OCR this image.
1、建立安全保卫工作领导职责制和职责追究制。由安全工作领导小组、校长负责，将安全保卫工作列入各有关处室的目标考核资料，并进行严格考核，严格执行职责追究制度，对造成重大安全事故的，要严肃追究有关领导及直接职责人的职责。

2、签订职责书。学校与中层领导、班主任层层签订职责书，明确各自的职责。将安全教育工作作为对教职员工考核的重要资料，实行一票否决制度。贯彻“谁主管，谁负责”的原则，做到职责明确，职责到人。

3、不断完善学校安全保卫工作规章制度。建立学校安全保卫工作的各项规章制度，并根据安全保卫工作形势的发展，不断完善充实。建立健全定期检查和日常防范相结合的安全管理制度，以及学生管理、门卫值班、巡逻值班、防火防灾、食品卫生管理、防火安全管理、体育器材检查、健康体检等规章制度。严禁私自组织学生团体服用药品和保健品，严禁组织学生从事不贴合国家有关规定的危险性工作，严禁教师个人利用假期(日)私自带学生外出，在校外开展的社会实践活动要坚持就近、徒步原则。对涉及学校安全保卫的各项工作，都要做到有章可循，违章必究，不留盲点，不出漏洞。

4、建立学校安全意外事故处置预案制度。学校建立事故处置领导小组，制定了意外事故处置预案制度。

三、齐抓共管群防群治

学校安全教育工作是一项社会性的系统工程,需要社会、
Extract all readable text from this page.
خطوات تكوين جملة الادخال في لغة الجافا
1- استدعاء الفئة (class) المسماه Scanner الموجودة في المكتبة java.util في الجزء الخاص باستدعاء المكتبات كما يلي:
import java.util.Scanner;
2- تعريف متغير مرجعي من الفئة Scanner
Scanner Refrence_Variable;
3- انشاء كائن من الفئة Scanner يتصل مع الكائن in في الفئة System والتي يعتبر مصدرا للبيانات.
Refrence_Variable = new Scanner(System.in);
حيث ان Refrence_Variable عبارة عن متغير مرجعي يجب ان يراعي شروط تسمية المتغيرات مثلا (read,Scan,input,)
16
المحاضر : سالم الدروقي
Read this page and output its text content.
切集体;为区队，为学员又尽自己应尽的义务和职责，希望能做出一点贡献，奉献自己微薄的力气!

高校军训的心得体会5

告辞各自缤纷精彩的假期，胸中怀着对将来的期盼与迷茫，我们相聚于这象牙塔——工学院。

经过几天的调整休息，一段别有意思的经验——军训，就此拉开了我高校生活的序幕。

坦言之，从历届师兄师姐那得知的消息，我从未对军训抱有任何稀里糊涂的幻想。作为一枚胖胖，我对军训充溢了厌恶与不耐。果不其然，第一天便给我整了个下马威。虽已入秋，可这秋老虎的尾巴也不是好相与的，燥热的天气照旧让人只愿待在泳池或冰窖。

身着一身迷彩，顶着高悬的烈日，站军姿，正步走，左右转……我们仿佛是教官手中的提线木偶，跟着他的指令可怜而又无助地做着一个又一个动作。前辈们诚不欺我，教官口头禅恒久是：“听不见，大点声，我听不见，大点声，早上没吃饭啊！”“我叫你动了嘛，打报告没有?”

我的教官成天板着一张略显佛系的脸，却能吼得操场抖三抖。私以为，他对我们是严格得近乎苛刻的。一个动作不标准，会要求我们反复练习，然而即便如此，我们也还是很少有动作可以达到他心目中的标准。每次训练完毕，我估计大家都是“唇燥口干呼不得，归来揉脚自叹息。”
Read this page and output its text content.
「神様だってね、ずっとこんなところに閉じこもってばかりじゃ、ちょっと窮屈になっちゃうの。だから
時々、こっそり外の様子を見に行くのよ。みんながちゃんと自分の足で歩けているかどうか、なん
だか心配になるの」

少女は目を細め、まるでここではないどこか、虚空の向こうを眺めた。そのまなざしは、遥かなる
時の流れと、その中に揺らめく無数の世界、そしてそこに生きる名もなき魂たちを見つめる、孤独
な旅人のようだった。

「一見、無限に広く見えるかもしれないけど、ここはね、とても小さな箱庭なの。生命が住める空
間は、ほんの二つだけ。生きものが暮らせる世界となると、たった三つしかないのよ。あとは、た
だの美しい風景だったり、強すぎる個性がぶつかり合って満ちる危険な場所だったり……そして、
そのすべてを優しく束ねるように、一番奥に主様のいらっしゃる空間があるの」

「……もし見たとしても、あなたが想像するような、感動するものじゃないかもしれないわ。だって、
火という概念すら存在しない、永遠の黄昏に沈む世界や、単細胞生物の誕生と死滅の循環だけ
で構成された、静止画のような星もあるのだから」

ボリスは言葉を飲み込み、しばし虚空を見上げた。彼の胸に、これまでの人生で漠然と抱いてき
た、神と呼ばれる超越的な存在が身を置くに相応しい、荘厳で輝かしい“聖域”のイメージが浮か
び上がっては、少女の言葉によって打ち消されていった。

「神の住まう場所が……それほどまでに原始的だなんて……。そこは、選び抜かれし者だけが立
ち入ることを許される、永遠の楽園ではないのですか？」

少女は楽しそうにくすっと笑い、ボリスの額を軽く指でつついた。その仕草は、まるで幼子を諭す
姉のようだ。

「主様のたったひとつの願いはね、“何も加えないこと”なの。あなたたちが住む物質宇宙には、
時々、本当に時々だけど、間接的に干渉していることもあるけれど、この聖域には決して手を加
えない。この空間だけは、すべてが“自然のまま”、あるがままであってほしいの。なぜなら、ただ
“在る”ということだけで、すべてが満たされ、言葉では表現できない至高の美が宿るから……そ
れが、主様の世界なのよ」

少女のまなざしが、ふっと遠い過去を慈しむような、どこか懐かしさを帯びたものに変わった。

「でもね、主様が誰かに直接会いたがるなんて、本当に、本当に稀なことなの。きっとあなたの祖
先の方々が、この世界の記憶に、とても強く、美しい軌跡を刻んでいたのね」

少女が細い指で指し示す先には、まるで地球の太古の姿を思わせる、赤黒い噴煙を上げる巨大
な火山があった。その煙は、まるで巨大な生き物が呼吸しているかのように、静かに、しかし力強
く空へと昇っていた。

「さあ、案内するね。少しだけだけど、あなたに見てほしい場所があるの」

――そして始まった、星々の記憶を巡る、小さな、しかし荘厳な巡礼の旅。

▶ **THE TASK**
Scan the listing above. Collect all lines with the word "System".

▶ **SOLUTION TO THE PROBLEM**
3- انشاء كائن من الفئة Scanner يتصل مع الكائن in في الفئة System والتي يعتبر مصدرا للبيانات.
Refrence_Variable = new Scanner(System.in);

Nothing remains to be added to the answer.